■ **Task prompt**
Keep only the lines of the data below that contain "ذكره", and copy them.

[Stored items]

START

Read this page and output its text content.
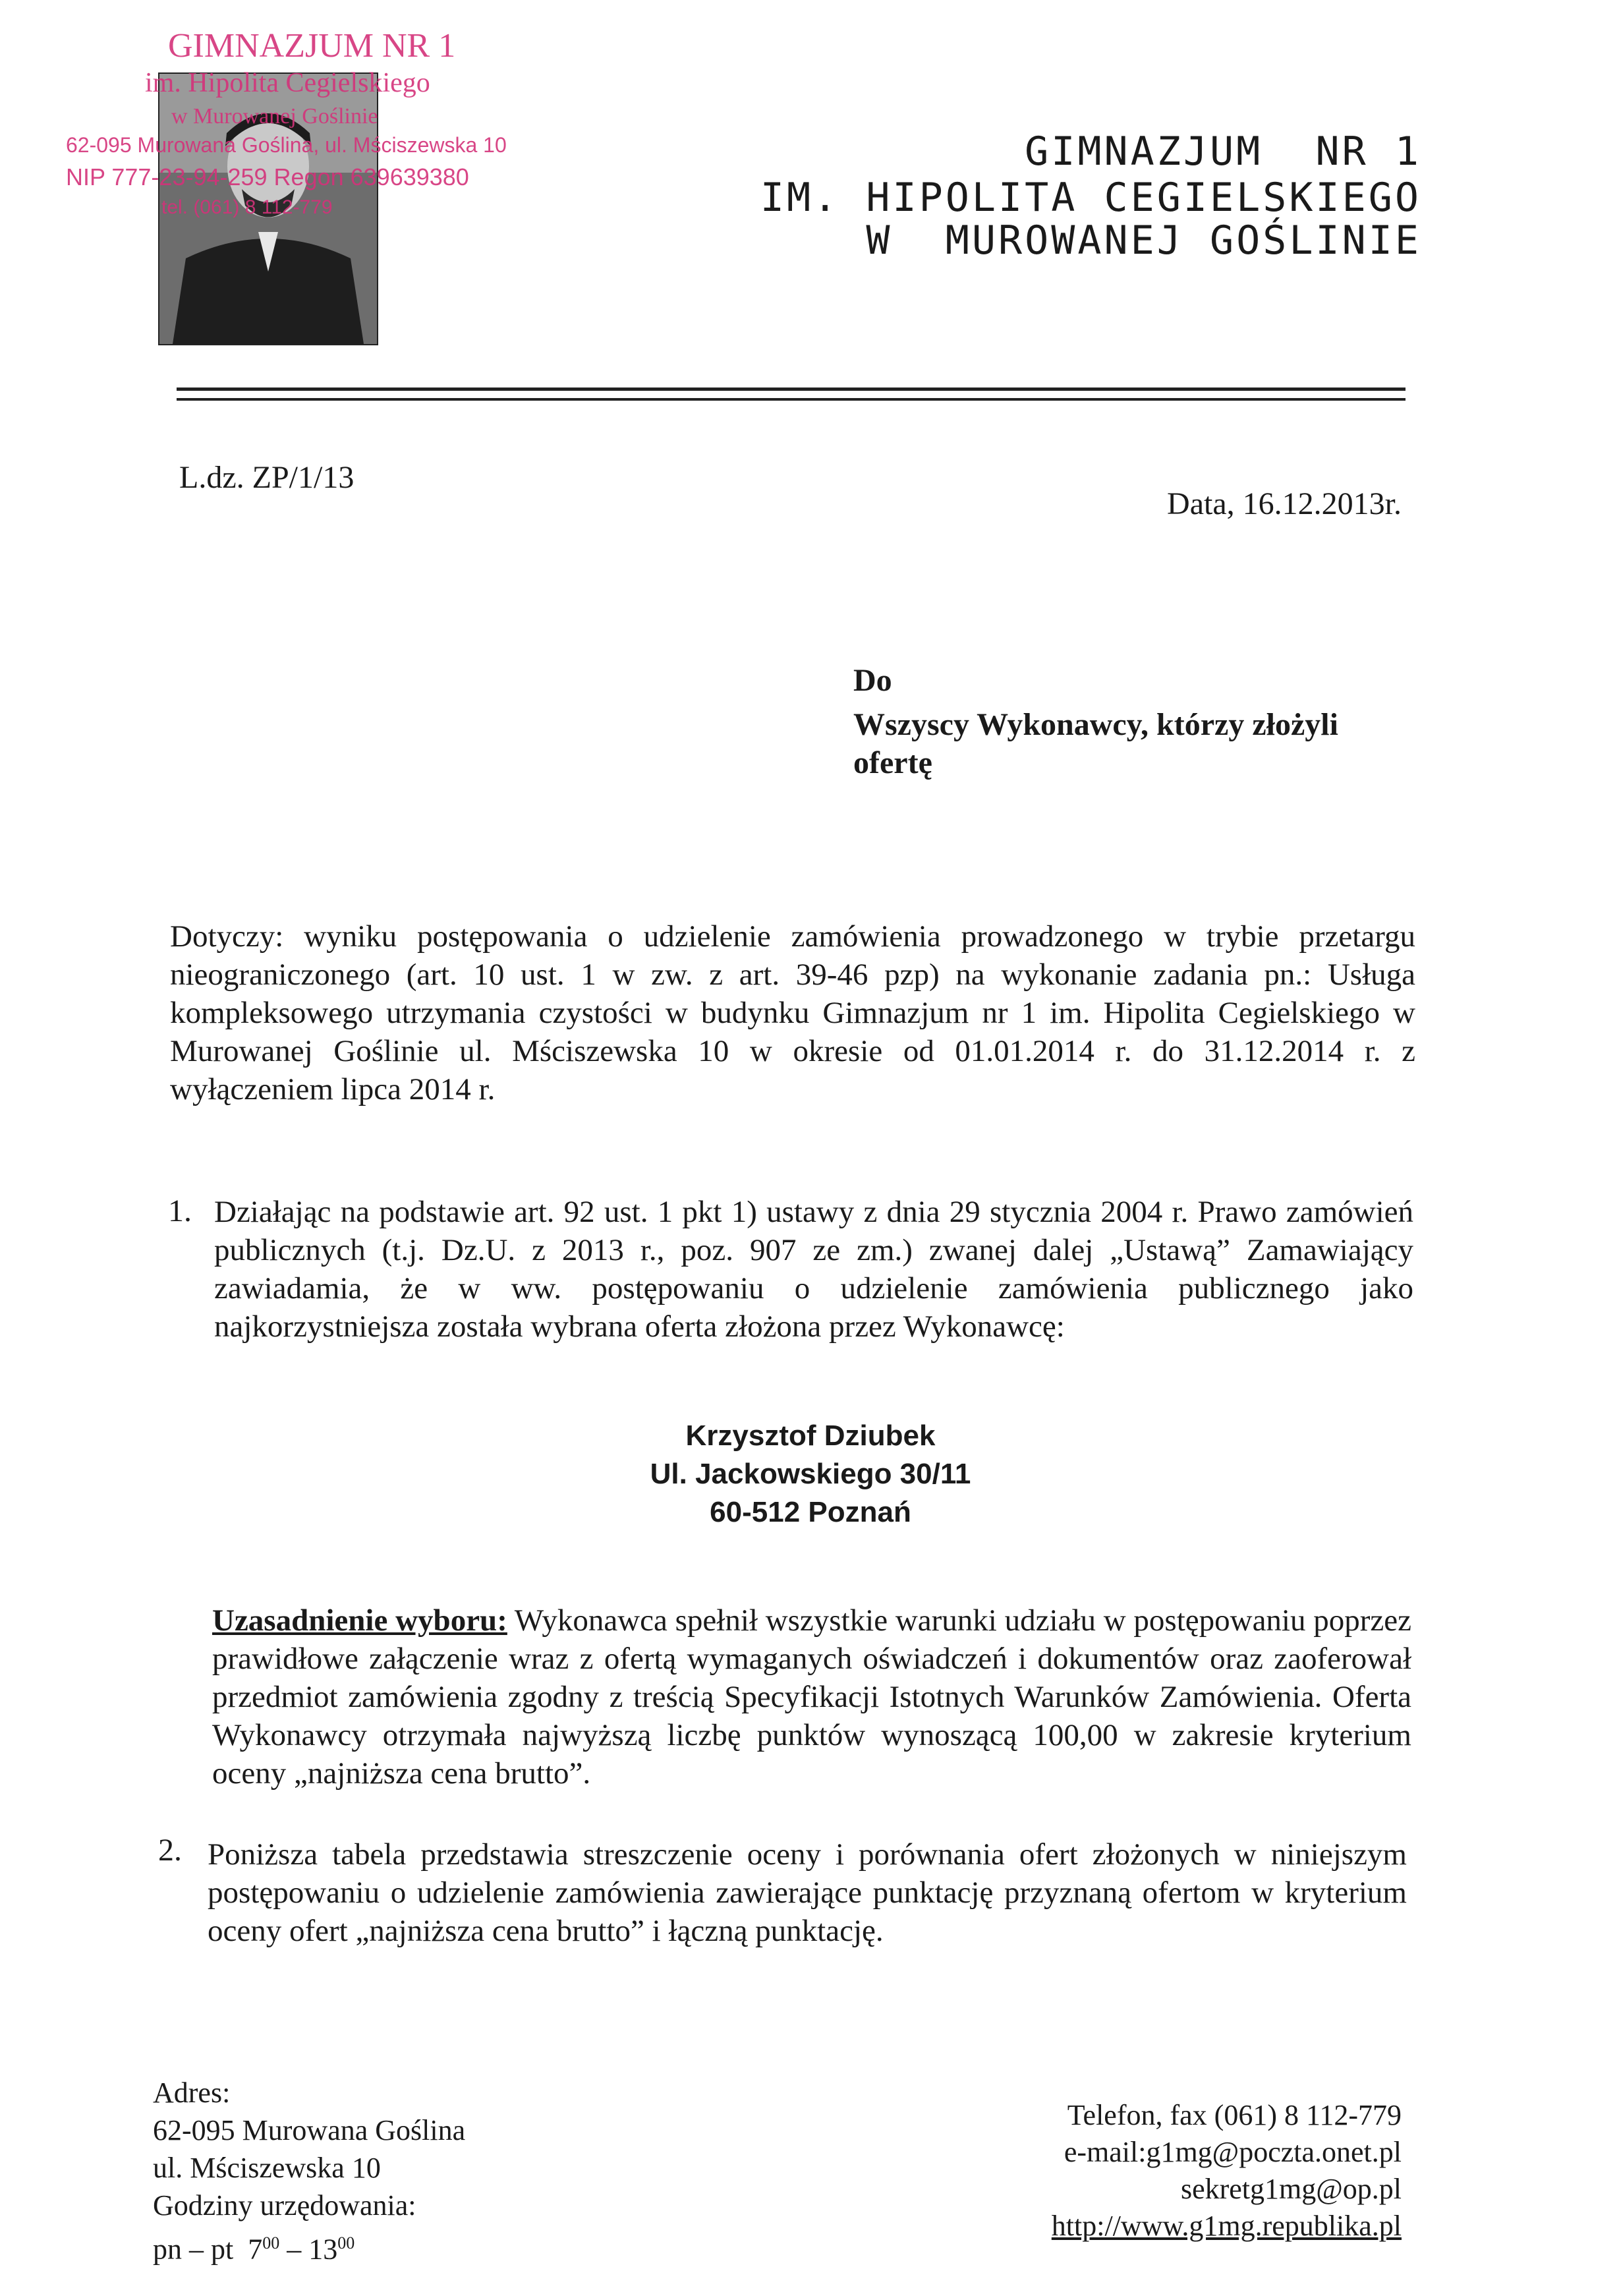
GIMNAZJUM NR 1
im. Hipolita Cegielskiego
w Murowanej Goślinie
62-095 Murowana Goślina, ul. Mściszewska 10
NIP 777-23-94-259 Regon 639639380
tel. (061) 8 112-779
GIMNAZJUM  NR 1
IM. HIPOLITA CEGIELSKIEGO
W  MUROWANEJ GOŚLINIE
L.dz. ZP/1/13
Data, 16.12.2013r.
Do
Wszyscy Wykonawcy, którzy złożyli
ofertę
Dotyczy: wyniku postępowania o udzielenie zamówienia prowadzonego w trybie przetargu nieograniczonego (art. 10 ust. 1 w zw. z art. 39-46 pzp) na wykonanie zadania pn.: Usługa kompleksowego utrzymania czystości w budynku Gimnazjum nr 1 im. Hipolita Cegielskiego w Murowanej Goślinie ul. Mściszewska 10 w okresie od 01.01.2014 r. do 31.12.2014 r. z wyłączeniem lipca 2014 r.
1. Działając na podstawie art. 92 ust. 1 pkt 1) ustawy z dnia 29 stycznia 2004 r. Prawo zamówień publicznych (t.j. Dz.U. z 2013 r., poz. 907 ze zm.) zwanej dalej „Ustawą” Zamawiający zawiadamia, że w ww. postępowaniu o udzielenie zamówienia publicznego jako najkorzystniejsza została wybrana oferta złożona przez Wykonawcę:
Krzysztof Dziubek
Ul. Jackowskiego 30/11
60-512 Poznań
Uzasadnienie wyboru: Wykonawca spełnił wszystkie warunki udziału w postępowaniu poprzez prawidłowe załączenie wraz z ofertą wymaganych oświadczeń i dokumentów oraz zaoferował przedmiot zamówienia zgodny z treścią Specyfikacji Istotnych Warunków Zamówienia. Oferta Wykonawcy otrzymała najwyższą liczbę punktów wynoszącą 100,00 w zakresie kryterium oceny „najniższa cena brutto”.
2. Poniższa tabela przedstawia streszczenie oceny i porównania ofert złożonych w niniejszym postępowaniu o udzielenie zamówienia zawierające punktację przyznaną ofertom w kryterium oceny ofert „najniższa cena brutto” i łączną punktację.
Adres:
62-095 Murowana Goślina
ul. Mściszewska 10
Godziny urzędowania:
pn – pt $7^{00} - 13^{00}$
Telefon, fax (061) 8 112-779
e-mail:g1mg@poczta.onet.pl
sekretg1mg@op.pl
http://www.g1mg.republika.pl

END
START

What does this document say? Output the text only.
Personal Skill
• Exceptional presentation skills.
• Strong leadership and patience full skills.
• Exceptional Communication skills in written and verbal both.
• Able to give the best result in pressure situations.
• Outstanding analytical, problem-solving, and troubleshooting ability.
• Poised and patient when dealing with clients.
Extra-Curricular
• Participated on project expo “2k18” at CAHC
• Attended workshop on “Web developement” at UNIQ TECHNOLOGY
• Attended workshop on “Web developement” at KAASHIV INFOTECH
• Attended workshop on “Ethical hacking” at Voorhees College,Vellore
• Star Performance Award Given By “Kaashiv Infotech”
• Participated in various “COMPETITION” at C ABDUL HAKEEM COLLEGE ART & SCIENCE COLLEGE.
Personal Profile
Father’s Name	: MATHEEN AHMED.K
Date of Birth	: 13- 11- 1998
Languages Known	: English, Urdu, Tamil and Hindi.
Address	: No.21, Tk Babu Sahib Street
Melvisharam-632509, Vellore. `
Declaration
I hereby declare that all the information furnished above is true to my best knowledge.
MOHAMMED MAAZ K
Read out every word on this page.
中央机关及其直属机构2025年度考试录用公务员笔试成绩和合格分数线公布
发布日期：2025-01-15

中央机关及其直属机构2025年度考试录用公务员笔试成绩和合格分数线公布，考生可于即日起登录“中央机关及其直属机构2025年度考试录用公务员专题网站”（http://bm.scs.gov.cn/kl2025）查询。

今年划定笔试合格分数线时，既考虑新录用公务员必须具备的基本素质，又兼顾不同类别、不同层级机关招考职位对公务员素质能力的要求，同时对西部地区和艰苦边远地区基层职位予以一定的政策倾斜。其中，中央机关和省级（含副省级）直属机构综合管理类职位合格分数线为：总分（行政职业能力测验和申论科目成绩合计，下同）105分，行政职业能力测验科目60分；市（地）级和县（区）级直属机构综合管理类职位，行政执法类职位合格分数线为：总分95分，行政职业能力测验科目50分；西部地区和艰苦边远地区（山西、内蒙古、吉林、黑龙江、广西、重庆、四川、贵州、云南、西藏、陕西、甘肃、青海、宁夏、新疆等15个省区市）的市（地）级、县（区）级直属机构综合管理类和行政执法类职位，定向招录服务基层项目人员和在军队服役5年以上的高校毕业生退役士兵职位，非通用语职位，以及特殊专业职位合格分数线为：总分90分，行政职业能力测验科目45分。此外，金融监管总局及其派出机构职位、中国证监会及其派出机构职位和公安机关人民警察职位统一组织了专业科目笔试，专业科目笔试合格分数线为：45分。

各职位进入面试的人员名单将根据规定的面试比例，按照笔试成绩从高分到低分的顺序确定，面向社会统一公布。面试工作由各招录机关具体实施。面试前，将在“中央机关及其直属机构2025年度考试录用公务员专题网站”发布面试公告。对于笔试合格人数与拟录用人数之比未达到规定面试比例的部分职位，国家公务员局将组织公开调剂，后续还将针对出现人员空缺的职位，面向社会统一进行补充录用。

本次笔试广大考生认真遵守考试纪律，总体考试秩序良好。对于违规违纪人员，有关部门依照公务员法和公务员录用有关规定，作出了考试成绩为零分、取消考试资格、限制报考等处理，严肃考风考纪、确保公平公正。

END
START

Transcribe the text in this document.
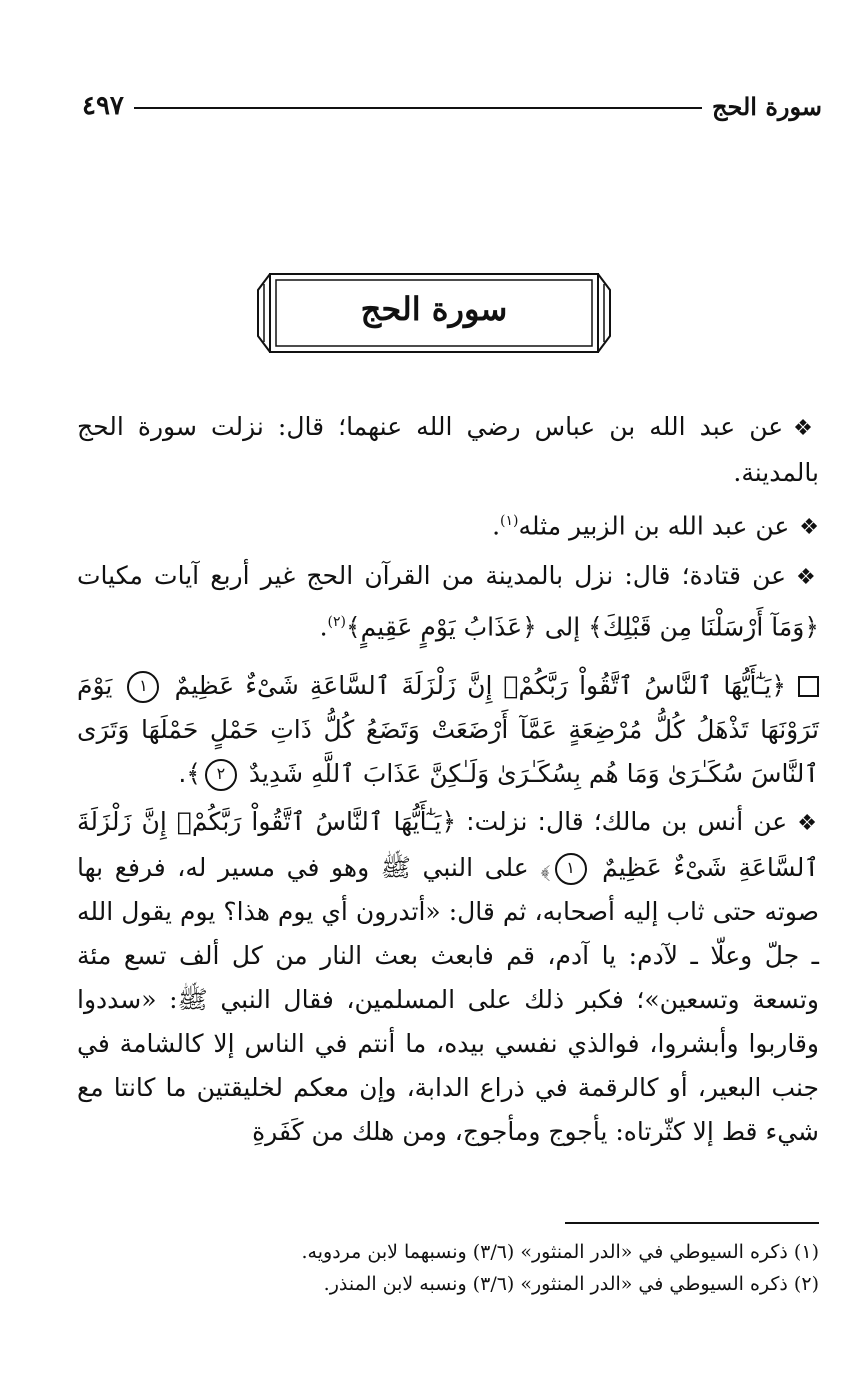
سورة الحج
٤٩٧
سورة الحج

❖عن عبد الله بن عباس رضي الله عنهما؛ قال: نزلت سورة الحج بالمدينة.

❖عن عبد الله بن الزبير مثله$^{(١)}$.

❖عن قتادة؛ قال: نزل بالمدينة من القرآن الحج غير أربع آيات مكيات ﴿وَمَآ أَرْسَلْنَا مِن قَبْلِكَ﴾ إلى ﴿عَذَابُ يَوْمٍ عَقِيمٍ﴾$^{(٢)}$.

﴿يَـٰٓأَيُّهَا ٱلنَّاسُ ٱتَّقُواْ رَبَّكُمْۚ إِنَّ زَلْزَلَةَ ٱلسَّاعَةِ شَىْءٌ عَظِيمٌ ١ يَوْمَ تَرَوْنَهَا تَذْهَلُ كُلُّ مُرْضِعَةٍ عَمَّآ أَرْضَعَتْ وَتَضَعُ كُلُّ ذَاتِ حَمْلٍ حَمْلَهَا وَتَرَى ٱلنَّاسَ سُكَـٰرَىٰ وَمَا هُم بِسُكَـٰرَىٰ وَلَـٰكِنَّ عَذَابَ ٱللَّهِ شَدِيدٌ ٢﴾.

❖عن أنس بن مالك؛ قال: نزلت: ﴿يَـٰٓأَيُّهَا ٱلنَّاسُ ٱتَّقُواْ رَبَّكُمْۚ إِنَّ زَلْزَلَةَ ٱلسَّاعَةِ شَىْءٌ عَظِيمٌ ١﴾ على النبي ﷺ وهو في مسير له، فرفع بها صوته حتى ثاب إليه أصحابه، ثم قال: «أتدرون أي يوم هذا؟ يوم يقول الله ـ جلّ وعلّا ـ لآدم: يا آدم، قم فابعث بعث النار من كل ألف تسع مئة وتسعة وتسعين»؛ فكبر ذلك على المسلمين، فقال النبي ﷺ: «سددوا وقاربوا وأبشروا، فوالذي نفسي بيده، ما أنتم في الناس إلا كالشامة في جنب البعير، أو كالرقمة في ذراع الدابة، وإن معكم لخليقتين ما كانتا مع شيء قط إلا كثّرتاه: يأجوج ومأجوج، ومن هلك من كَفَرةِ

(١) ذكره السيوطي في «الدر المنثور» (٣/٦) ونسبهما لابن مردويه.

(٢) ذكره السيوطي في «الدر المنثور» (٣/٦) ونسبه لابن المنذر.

END

■ **Reply**
(١) ذكره السيوطي في «الدر المنثور» (٣/٦) ونسبهما لابن مردويه.
(٢) ذكره السيوطي في «الدر المنثور» (٣/٦) ونسبه لابن المنذر.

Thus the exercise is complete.